## RECORDED DATA
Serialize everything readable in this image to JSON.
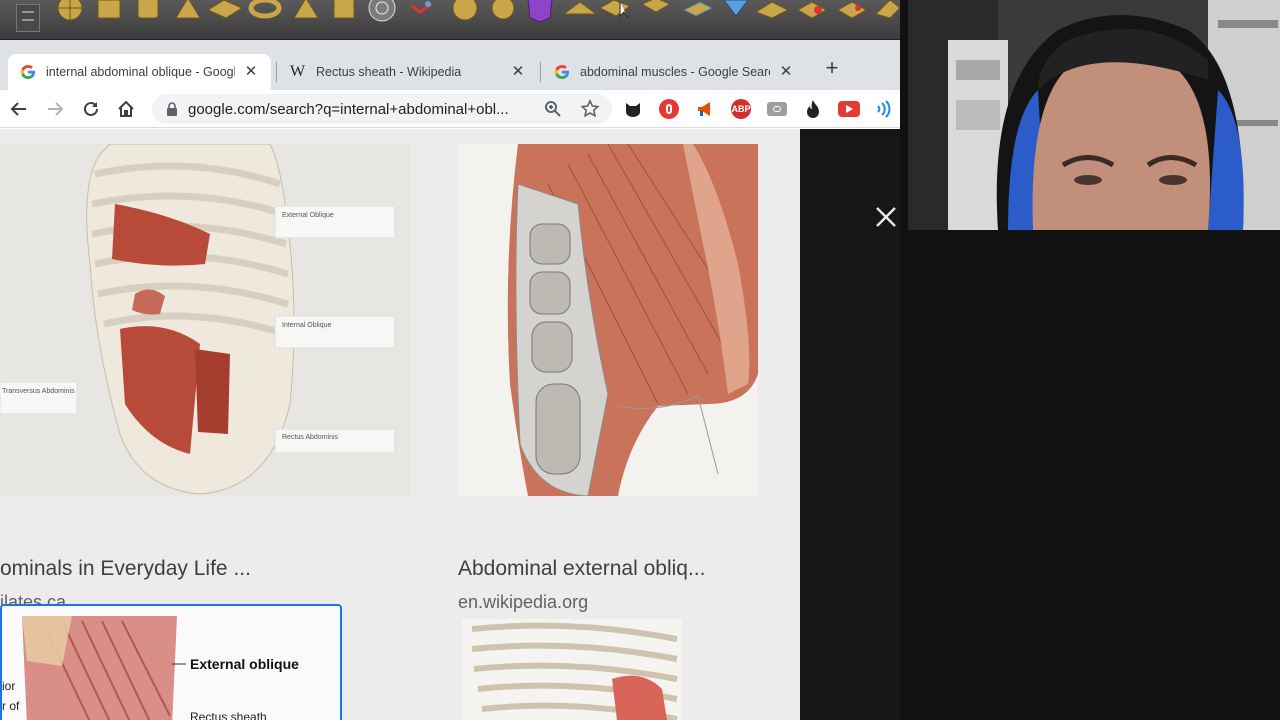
{
  "colors": {
    "tab_bar": "#dee1e6",
    "page_bg": "#ececec",
    "dark_panel": "#161616",
    "selected_outline": "#1a73e8",
    "muscle_red": "#b84a3a"
  },
  "tabs": [
    {
      "favicon": "google-icon",
      "title": "internal abdominal oblique - Google",
      "active": true
    },
    {
      "favicon": "wikipedia-icon",
      "title": "Rectus sheath - Wikipedia",
      "active": false
    },
    {
      "favicon": "google-icon",
      "title": "abdominal muscles - Google Search",
      "active": false
    }
  ],
  "omnibox": {
    "url": "google.com/search?q=internal+abdominal+obl..."
  },
  "wiki_glyph": "W",
  "extensions": {
    "adblock": "ABP"
  },
  "results": [
    {
      "title": "ominals in Everyday Life ...",
      "source": "ilates.ca",
      "labels": [
        "External Oblique",
        "Internal Oblique",
        "Rectus Abdominis",
        "Transversus Abdominis"
      ]
    },
    {
      "title": "Abdominal external obliq...",
      "source": "en.wikipedia.org"
    },
    {
      "labels": [
        "External oblique",
        "Rectus sheath",
        "ior",
        "r of"
      ]
    },
    {}
  ]
}
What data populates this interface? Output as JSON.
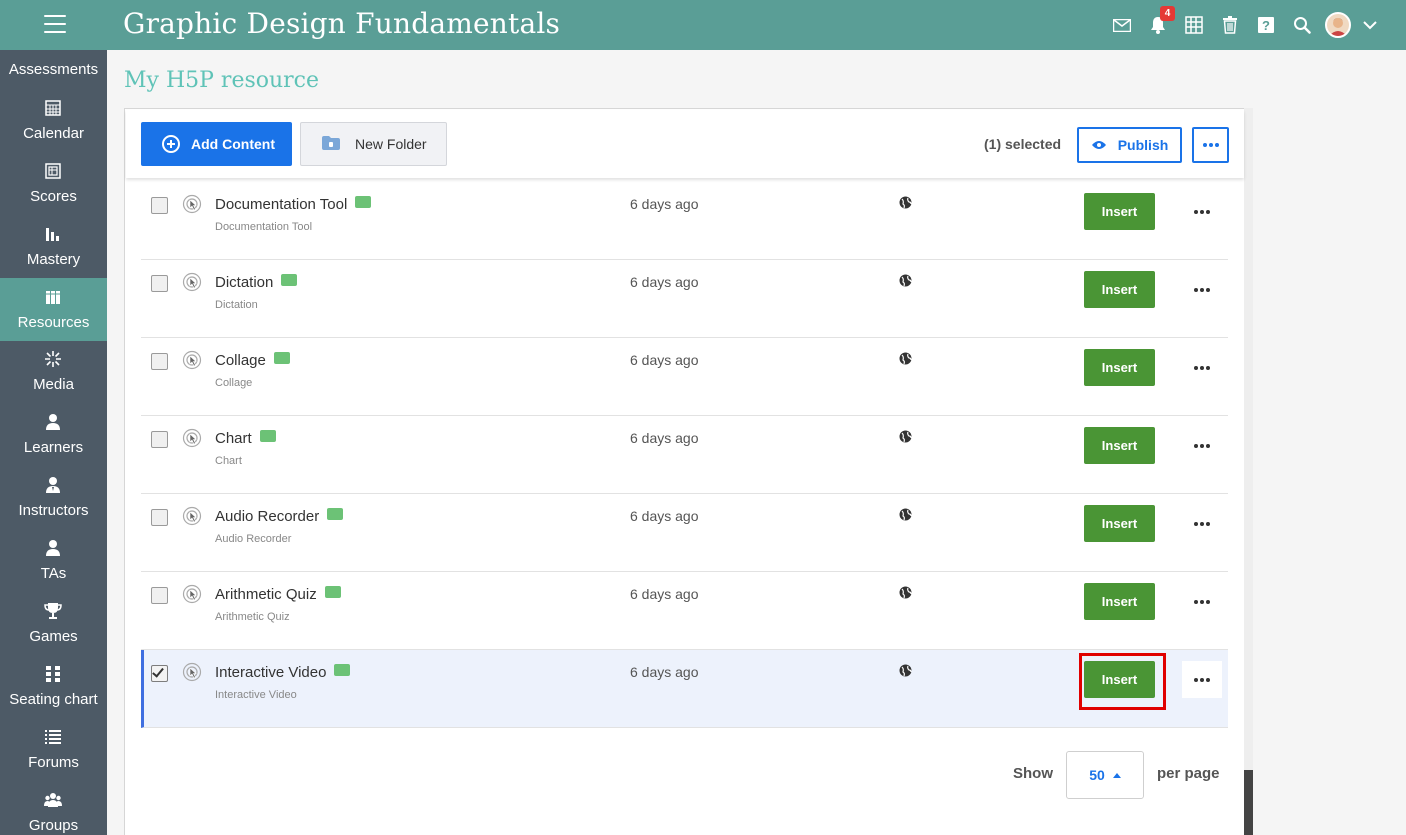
{
  "header": {
    "title": "Graphic Design Fundamentals",
    "notification_count": "4",
    "colors": {
      "bar": "#5a9e96"
    }
  },
  "sidebar": {
    "items": [
      {
        "label": "Assessments",
        "icon": "clipboard-icon"
      },
      {
        "label": "Calendar",
        "icon": "calendar-icon"
      },
      {
        "label": "Scores",
        "icon": "scores-icon"
      },
      {
        "label": "Mastery",
        "icon": "bar-chart-icon"
      },
      {
        "label": "Resources",
        "icon": "books-icon",
        "active": true
      },
      {
        "label": "Media",
        "icon": "media-icon"
      },
      {
        "label": "Learners",
        "icon": "person-icon"
      },
      {
        "label": "Instructors",
        "icon": "instructor-icon"
      },
      {
        "label": "TAs",
        "icon": "ta-icon"
      },
      {
        "label": "Games",
        "icon": "trophy-icon"
      },
      {
        "label": "Seating chart",
        "icon": "seating-icon"
      },
      {
        "label": "Forums",
        "icon": "list-icon"
      },
      {
        "label": "Groups",
        "icon": "group-icon"
      }
    ]
  },
  "page": {
    "title": "My H5P resource"
  },
  "toolbar": {
    "add_label": "Add Content",
    "folder_label": "New Folder",
    "selected_text": "(1) selected",
    "publish_label": "Publish"
  },
  "rows": [
    {
      "title": "Documentation Tool",
      "subtitle": "Documentation Tool",
      "date": "6 days ago",
      "action": "Insert",
      "checked": false
    },
    {
      "title": "Dictation",
      "subtitle": "Dictation",
      "date": "6 days ago",
      "action": "Insert",
      "checked": false
    },
    {
      "title": "Collage",
      "subtitle": "Collage",
      "date": "6 days ago",
      "action": "Insert",
      "checked": false
    },
    {
      "title": "Chart",
      "subtitle": "Chart",
      "date": "6 days ago",
      "action": "Insert",
      "checked": false
    },
    {
      "title": "Audio Recorder",
      "subtitle": "Audio Recorder",
      "date": "6 days ago",
      "action": "Insert",
      "checked": false
    },
    {
      "title": "Arithmetic Quiz",
      "subtitle": "Arithmetic Quiz",
      "date": "6 days ago",
      "action": "Insert",
      "checked": false
    },
    {
      "title": "Interactive Video",
      "subtitle": "Interactive Video",
      "date": "6 days ago",
      "action": "Insert",
      "checked": true
    }
  ],
  "pagination": {
    "show_label": "Show",
    "per_page_value": "50",
    "per_page_label": "per page"
  }
}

## PROMPT
Using the records above, output their complete text exactly, minus any images.

## EXPECTED OUTPUT
Serialize everything readable in this image to JSON.
{
  "colors": {
    "tab_bar": "#dee1e6",
    "page_bg": "#ececec",
    "dark_panel": "#161616",
    "selected_outline": "#1a73e8",
    "muscle_red": "#b84a3a"
  },
  "tabs": [
    {
      "favicon": "google-icon",
      "title": "internal abdominal oblique - Google",
      "active": true
    },
    {
      "favicon": "wikipedia-icon",
      "title": "Rectus sheath - Wikipedia",
      "active": false
    },
    {
      "favicon": "google-icon",
      "title": "abdominal muscles - Google Search",
      "active": false
    }
  ],
  "omnibox": {
    "url": "google.com/search?q=internal+abdominal+obl..."
  },
  "wiki_glyph": "W",
  "extensions": {
    "adblock": "ABP"
  },
  "results": [
    {
      "title": "ominals in Everyday Life ...",
      "source": "ilates.ca",
      "labels": [
        "External Oblique",
        "Internal Oblique",
        "Rectus Abdominis",
        "Transversus Abdominis"
      ]
    },
    {
      "title": "Abdominal external obliq...",
      "source": "en.wikipedia.org"
    },
    {
      "labels": [
        "External oblique",
        "Rectus sheath",
        "ior",
        "r of"
      ]
    },
    {}
  ]
}
What data populates this interface? Output as JSON.
{
  "header": {
    "title": "Graphic Design Fundamentals",
    "notification_count": "4",
    "colors": {
      "bar": "#5a9e96"
    }
  },
  "sidebar": {
    "items": [
      {
        "label": "Assessments",
        "icon": "clipboard-icon"
      },
      {
        "label": "Calendar",
        "icon": "calendar-icon"
      },
      {
        "label": "Scores",
        "icon": "scores-icon"
      },
      {
        "label": "Mastery",
        "icon": "bar-chart-icon"
      },
      {
        "label": "Resources",
        "icon": "books-icon",
        "active": true
      },
      {
        "label": "Media",
        "icon": "media-icon"
      },
      {
        "label": "Learners",
        "icon": "person-icon"
      },
      {
        "label": "Instructors",
        "icon": "instructor-icon"
      },
      {
        "label": "TAs",
        "icon": "ta-icon"
      },
      {
        "label": "Games",
        "icon": "trophy-icon"
      },
      {
        "label": "Seating chart",
        "icon": "seating-icon"
      },
      {
        "label": "Forums",
        "icon": "list-icon"
      },
      {
        "label": "Groups",
        "icon": "group-icon"
      }
    ]
  },
  "page": {
    "title": "My H5P resource"
  },
  "toolbar": {
    "add_label": "Add Content",
    "folder_label": "New Folder",
    "selected_text": "(1) selected",
    "publish_label": "Publish"
  },
  "rows": [
    {
      "title": "Documentation Tool",
      "subtitle": "Documentation Tool",
      "date": "6 days ago",
      "action": "Insert",
      "checked": false
    },
    {
      "title": "Dictation",
      "subtitle": "Dictation",
      "date": "6 days ago",
      "action": "Insert",
      "checked": false
    },
    {
      "title": "Collage",
      "subtitle": "Collage",
      "date": "6 days ago",
      "action": "Insert",
      "checked": false
    },
    {
      "title": "Chart",
      "subtitle": "Chart",
      "date": "6 days ago",
      "action": "Insert",
      "checked": false
    },
    {
      "title": "Audio Recorder",
      "subtitle": "Audio Recorder",
      "date": "6 days ago",
      "action": "Insert",
      "checked": false
    },
    {
      "title": "Arithmetic Quiz",
      "subtitle": "Arithmetic Quiz",
      "date": "6 days ago",
      "action": "Insert",
      "checked": false
    },
    {
      "title": "Interactive Video",
      "subtitle": "Interactive Video",
      "date": "6 days ago",
      "action": "Insert",
      "checked": true
    }
  ],
  "pagination": {
    "show_label": "Show",
    "per_page_value": "50",
    "per_page_label": "per page"
  }
}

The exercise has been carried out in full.